- Prompt -
From the entries below, pull out each line where "JSON" appears.
* Begin Raw data *
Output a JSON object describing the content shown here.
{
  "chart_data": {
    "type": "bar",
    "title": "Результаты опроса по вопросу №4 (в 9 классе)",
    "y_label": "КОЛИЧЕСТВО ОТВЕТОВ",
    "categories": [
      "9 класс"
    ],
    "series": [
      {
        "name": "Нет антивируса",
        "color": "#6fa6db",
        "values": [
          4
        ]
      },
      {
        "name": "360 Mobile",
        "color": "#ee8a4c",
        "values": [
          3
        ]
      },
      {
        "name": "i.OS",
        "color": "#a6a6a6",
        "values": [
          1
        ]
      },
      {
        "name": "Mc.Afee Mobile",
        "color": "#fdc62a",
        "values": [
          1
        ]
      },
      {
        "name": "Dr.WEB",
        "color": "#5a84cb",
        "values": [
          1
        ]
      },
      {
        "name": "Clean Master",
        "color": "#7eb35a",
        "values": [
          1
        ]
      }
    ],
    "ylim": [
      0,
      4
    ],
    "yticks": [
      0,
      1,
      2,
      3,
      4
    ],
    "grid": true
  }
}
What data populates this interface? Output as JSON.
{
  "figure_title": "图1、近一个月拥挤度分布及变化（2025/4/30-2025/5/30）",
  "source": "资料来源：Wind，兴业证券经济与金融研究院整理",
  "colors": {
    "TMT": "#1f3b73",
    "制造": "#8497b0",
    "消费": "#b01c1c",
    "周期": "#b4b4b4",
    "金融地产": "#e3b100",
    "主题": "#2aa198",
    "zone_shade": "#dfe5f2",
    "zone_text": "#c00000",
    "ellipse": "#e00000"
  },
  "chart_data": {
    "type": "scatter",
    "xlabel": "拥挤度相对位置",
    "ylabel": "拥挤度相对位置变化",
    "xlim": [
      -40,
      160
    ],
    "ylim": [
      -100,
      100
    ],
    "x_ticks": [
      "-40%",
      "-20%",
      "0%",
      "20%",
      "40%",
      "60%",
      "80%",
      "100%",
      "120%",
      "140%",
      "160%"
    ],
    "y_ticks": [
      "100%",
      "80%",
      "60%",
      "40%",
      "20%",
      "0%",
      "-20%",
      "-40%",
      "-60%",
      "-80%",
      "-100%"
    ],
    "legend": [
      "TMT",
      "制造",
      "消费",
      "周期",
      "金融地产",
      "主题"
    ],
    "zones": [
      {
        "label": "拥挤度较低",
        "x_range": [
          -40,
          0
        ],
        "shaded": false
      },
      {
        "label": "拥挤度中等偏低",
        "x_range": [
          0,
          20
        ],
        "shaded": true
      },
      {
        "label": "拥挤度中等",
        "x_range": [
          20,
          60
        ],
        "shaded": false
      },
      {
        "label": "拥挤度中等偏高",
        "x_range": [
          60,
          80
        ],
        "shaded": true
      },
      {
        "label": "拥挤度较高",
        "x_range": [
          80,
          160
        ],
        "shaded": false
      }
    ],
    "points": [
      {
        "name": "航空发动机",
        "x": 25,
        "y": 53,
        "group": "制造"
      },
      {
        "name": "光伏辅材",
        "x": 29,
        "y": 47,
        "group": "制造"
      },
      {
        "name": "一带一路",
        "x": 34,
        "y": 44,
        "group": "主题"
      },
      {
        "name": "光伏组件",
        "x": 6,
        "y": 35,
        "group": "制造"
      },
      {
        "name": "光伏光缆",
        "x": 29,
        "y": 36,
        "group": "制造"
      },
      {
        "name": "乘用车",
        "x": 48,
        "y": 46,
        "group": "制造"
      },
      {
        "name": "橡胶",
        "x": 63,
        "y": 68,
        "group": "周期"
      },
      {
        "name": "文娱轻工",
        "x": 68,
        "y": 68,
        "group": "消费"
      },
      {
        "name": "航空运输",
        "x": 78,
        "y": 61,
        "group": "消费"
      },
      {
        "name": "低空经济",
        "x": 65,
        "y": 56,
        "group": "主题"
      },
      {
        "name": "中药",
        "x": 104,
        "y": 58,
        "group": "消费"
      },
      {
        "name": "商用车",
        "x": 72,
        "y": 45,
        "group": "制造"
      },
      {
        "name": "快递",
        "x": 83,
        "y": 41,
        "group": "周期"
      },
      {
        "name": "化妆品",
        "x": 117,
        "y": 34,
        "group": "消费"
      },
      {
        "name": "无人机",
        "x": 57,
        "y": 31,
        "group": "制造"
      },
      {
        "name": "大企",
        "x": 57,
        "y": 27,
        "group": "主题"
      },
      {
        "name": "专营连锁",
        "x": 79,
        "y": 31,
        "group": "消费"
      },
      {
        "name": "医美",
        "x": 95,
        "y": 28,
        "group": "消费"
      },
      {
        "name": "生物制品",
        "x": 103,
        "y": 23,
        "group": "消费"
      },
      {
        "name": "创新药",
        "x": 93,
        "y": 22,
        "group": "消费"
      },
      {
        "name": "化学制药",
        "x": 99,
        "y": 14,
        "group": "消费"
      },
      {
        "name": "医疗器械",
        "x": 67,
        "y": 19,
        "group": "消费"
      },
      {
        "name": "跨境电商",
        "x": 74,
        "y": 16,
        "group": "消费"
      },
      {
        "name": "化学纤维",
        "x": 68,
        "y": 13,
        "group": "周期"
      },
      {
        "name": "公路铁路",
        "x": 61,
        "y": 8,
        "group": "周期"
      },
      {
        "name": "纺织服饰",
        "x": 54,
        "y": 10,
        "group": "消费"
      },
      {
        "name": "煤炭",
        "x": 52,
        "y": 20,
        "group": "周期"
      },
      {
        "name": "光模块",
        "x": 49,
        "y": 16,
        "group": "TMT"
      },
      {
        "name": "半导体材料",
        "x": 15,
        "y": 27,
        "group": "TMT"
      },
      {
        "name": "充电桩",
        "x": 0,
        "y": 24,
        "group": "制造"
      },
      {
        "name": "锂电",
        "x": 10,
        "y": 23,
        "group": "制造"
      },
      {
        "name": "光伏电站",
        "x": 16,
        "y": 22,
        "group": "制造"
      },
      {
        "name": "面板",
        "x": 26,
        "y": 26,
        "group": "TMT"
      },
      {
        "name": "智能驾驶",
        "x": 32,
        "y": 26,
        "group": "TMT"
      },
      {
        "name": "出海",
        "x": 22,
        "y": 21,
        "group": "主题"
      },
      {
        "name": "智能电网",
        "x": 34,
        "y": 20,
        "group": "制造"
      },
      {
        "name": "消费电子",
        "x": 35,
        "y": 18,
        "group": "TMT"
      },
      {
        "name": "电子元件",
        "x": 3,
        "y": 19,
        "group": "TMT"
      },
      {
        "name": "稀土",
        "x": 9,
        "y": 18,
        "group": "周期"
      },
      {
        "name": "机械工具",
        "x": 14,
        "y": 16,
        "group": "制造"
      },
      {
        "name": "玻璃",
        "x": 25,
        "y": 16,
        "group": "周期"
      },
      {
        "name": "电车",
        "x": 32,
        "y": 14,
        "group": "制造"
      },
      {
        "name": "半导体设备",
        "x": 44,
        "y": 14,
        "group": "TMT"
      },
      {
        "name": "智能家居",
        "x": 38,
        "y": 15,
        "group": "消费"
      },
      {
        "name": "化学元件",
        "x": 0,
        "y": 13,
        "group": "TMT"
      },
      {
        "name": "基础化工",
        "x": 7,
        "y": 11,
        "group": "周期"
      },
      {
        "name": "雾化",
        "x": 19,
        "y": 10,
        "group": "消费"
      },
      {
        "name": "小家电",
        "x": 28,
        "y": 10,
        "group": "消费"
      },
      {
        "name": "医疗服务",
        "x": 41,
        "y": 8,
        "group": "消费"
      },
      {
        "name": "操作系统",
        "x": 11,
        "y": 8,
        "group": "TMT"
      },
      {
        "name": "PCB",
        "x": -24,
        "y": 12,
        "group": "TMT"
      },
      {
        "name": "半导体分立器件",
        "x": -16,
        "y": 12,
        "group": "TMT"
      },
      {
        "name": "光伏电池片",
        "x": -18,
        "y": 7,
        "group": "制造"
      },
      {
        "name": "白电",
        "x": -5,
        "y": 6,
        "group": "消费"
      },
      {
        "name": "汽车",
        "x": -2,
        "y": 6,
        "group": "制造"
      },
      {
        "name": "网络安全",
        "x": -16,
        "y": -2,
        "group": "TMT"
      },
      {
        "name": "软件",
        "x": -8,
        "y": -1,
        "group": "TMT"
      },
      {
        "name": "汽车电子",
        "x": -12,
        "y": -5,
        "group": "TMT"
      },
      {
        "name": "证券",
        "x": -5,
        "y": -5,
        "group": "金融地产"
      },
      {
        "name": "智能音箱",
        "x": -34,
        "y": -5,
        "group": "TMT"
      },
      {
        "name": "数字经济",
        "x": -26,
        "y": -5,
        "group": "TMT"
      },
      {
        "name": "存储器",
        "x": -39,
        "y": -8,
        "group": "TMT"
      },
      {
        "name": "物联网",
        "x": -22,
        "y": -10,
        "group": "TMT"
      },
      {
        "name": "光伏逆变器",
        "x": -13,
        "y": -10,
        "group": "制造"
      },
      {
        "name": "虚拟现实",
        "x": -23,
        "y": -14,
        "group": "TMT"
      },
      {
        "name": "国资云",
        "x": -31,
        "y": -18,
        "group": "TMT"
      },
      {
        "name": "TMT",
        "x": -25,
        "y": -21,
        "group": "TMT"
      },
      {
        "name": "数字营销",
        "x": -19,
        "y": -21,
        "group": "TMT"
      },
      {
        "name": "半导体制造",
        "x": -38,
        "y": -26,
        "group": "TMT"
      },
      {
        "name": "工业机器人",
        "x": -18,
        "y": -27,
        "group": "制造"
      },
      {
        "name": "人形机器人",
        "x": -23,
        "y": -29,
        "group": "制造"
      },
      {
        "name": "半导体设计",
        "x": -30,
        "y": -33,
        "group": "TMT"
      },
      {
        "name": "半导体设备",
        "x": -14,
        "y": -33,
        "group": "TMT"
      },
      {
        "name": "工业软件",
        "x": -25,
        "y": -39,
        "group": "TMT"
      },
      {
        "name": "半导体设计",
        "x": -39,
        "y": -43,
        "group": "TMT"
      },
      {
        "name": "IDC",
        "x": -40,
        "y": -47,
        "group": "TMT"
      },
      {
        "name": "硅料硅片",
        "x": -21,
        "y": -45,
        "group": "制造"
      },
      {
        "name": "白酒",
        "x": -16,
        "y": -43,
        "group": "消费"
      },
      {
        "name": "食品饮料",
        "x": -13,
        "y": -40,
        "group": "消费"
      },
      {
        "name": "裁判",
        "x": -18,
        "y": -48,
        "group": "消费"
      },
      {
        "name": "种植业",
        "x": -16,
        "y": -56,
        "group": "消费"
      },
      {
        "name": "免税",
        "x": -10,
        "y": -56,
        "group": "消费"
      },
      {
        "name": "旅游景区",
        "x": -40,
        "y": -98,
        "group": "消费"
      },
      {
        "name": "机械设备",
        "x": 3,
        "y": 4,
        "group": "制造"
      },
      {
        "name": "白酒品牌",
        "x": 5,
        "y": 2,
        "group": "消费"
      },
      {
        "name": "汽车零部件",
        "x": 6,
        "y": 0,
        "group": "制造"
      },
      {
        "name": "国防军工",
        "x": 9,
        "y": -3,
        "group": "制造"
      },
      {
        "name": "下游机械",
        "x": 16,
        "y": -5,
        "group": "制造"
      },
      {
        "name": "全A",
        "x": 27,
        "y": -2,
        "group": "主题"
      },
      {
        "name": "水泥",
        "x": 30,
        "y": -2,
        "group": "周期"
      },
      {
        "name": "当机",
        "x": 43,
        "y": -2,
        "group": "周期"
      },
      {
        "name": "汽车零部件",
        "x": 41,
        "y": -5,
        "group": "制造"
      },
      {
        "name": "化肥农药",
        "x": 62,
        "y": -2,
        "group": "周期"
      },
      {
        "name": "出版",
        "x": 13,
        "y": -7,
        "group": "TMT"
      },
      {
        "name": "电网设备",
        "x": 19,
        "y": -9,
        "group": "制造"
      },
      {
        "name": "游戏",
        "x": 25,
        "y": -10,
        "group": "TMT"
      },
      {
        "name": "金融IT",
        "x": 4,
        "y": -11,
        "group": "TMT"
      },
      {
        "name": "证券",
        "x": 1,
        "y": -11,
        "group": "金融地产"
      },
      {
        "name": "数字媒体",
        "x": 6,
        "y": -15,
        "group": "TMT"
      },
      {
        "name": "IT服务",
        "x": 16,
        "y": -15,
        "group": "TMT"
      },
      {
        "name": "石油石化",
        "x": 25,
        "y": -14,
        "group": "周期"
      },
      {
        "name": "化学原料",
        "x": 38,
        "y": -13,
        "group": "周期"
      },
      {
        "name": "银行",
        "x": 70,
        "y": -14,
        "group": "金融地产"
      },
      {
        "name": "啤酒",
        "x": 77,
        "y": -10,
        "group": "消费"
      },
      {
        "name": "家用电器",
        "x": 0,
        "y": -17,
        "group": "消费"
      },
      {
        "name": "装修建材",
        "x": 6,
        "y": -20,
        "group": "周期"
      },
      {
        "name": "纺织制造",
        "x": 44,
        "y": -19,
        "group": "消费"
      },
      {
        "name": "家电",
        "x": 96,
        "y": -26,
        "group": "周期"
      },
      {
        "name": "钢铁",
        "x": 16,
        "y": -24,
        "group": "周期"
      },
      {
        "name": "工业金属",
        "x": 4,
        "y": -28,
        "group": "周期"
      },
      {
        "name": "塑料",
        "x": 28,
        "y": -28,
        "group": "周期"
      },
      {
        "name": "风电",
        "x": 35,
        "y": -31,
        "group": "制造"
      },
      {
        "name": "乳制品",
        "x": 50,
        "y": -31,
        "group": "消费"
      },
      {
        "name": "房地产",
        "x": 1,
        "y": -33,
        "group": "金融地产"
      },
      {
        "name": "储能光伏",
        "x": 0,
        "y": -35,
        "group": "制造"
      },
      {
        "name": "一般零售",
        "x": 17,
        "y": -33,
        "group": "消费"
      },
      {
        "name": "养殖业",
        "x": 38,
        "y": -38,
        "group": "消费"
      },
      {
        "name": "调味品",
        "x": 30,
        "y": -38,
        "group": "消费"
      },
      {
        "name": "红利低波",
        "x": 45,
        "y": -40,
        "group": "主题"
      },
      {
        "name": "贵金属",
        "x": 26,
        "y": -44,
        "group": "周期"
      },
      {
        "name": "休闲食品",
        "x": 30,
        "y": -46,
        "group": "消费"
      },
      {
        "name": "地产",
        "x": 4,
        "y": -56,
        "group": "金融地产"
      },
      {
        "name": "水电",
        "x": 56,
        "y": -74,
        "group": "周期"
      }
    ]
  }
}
* End Raw data *
- Task output -
Output a JSON object describing the content shown here.
What data populates this interface? Output as JSON.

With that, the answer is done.